───── Entries provided
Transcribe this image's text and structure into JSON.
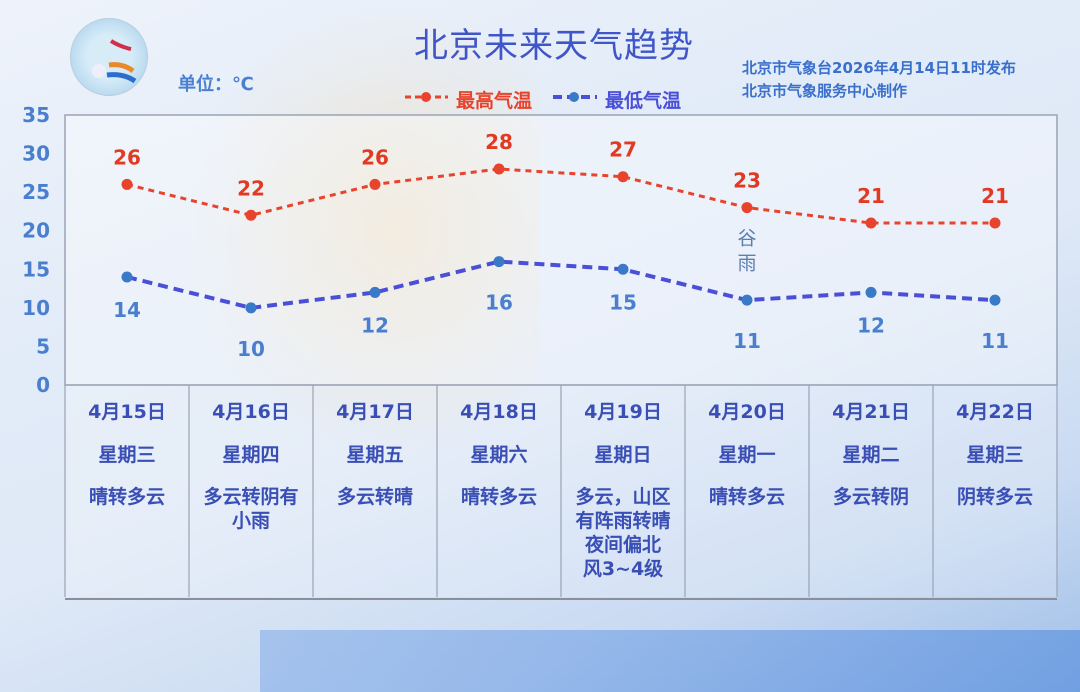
{
  "chart_data": {
    "type": "line",
    "title": "北京未来天气趋势",
    "unit_label": "单位：℃",
    "publisher_line1": "北京市气象台2026年4月14日11时发布",
    "publisher_line2": "北京市气象服务中心制作",
    "ylim": [
      0,
      35
    ],
    "yticks": [
      "0",
      "5",
      "10",
      "15",
      "20",
      "25",
      "30",
      "35"
    ],
    "grid": false,
    "legend": "top-center",
    "categories": [
      "4月15日",
      "4月16日",
      "4月17日",
      "4月18日",
      "4月19日",
      "4月20日",
      "4月21日",
      "4月22日"
    ],
    "weekdays": [
      "星期三",
      "星期四",
      "星期五",
      "星期六",
      "星期日",
      "星期一",
      "星期二",
      "星期三"
    ],
    "weather": [
      [
        "晴转多云"
      ],
      [
        "多云转阴有",
        "小雨"
      ],
      [
        "多云转晴"
      ],
      [
        "晴转多云"
      ],
      [
        "多云，山区",
        "有阵雨转晴",
        "夜间偏北",
        "风3~4级"
      ],
      [
        "晴转多云"
      ],
      [
        "多云转阴"
      ],
      [
        "阴转多云"
      ]
    ],
    "series": [
      {
        "name": "最高气温",
        "values": [
          26,
          22,
          26,
          28,
          27,
          23,
          21,
          21
        ],
        "color": "#e8432c"
      },
      {
        "name": "最低气温",
        "values": [
          14,
          10,
          12,
          16,
          15,
          11,
          12,
          11
        ],
        "color": "#4a4fd8"
      }
    ],
    "annotations": [
      {
        "category": "4月20日",
        "text": [
          "谷",
          "雨"
        ]
      }
    ]
  }
}
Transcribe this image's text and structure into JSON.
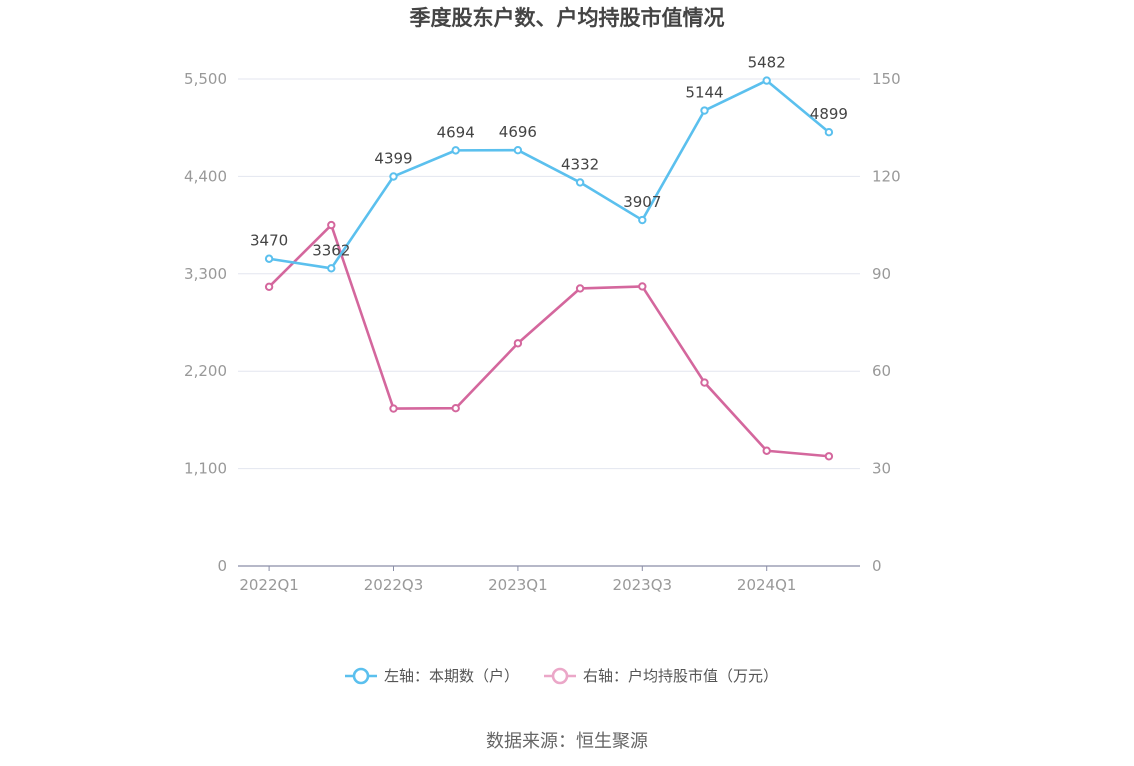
{
  "chart_data": {
    "type": "line",
    "title": "季度股东户数、户均持股市值情况",
    "categories": [
      "2022Q1",
      "2022Q2",
      "2022Q3",
      "2022Q4",
      "2023Q1",
      "2023Q2",
      "2023Q3",
      "2023Q4",
      "2024Q1",
      "2024Q2"
    ],
    "x_tick_labels": [
      "2022Q1",
      "2022Q3",
      "2023Q1",
      "2023Q3",
      "2024Q1"
    ],
    "left_axis": {
      "ylim": [
        0,
        5500
      ],
      "ticks": [
        "0",
        "1,100",
        "2,200",
        "3,300",
        "4,400",
        "5,500"
      ]
    },
    "right_axis": {
      "ylim": [
        0,
        150
      ],
      "ticks": [
        "0",
        "30",
        "60",
        "90",
        "120",
        "150"
      ]
    },
    "series": [
      {
        "name": "左轴：本期数（户）",
        "axis": "left",
        "color": "#5bc0ee",
        "values": [
          3470,
          3362,
          4399,
          4694,
          4696,
          4332,
          3907,
          5144,
          5482,
          4899
        ],
        "labels": [
          "3470",
          "3362",
          "4399",
          "4694",
          "4696",
          "4332",
          "3907",
          "5144",
          "5482",
          "4899"
        ]
      },
      {
        "name": "右轴：户均持股市值（万元）",
        "axis": "right",
        "color": "#d4679d",
        "legend_color": "#eba7c8",
        "values": [
          86,
          105,
          48.5,
          48.6,
          68.6,
          85.5,
          86.1,
          56.5,
          35.5,
          33.8
        ]
      }
    ],
    "grid": true,
    "legend_position": "bottom"
  },
  "source": "数据来源：恒生聚源"
}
──────────
» **Written task**: Leave the images out and output the remaining material exactly as it stands.

» **Full response**:
Transcribe this image's text and structure into JSON.
{
  "chart_data": {
    "type": "line",
    "title": "北京未来天气趋势",
    "unit_label": "单位：℃",
    "publisher_line1": "北京市气象台2026年4月14日11时发布",
    "publisher_line2": "北京市气象服务中心制作",
    "ylim": [
      0,
      35
    ],
    "yticks": [
      "0",
      "5",
      "10",
      "15",
      "20",
      "25",
      "30",
      "35"
    ],
    "grid": false,
    "legend": "top-center",
    "categories": [
      "4月15日",
      "4月16日",
      "4月17日",
      "4月18日",
      "4月19日",
      "4月20日",
      "4月21日",
      "4月22日"
    ],
    "weekdays": [
      "星期三",
      "星期四",
      "星期五",
      "星期六",
      "星期日",
      "星期一",
      "星期二",
      "星期三"
    ],
    "weather": [
      [
        "晴转多云"
      ],
      [
        "多云转阴有",
        "小雨"
      ],
      [
        "多云转晴"
      ],
      [
        "晴转多云"
      ],
      [
        "多云，山区",
        "有阵雨转晴",
        "夜间偏北",
        "风3~4级"
      ],
      [
        "晴转多云"
      ],
      [
        "多云转阴"
      ],
      [
        "阴转多云"
      ]
    ],
    "series": [
      {
        "name": "最高气温",
        "values": [
          26,
          22,
          26,
          28,
          27,
          23,
          21,
          21
        ],
        "color": "#e8432c"
      },
      {
        "name": "最低气温",
        "values": [
          14,
          10,
          12,
          16,
          15,
          11,
          12,
          11
        ],
        "color": "#4a4fd8"
      }
    ],
    "annotations": [
      {
        "category": "4月20日",
        "text": [
          "谷",
          "雨"
        ]
      }
    ]
  }
}
Transcribe this image's text and structure into JSON.
{
  "chart_data": {
    "type": "line",
    "title": "季度股东户数、户均持股市值情况",
    "categories": [
      "2022Q1",
      "2022Q2",
      "2022Q3",
      "2022Q4",
      "2023Q1",
      "2023Q2",
      "2023Q3",
      "2023Q4",
      "2024Q1",
      "2024Q2"
    ],
    "x_tick_labels": [
      "2022Q1",
      "2022Q3",
      "2023Q1",
      "2023Q3",
      "2024Q1"
    ],
    "left_axis": {
      "ylim": [
        0,
        5500
      ],
      "ticks": [
        "0",
        "1,100",
        "2,200",
        "3,300",
        "4,400",
        "5,500"
      ]
    },
    "right_axis": {
      "ylim": [
        0,
        150
      ],
      "ticks": [
        "0",
        "30",
        "60",
        "90",
        "120",
        "150"
      ]
    },
    "series": [
      {
        "name": "左轴：本期数（户）",
        "axis": "left",
        "color": "#5bc0ee",
        "values": [
          3470,
          3362,
          4399,
          4694,
          4696,
          4332,
          3907,
          5144,
          5482,
          4899
        ],
        "labels": [
          "3470",
          "3362",
          "4399",
          "4694",
          "4696",
          "4332",
          "3907",
          "5144",
          "5482",
          "4899"
        ]
      },
      {
        "name": "右轴：户均持股市值（万元）",
        "axis": "right",
        "color": "#d4679d",
        "legend_color": "#eba7c8",
        "values": [
          86,
          105,
          48.5,
          48.6,
          68.6,
          85.5,
          86.1,
          56.5,
          35.5,
          33.8
        ]
      }
    ],
    "grid": true,
    "legend_position": "bottom"
  },
  "source": "数据来源：恒生聚源"
}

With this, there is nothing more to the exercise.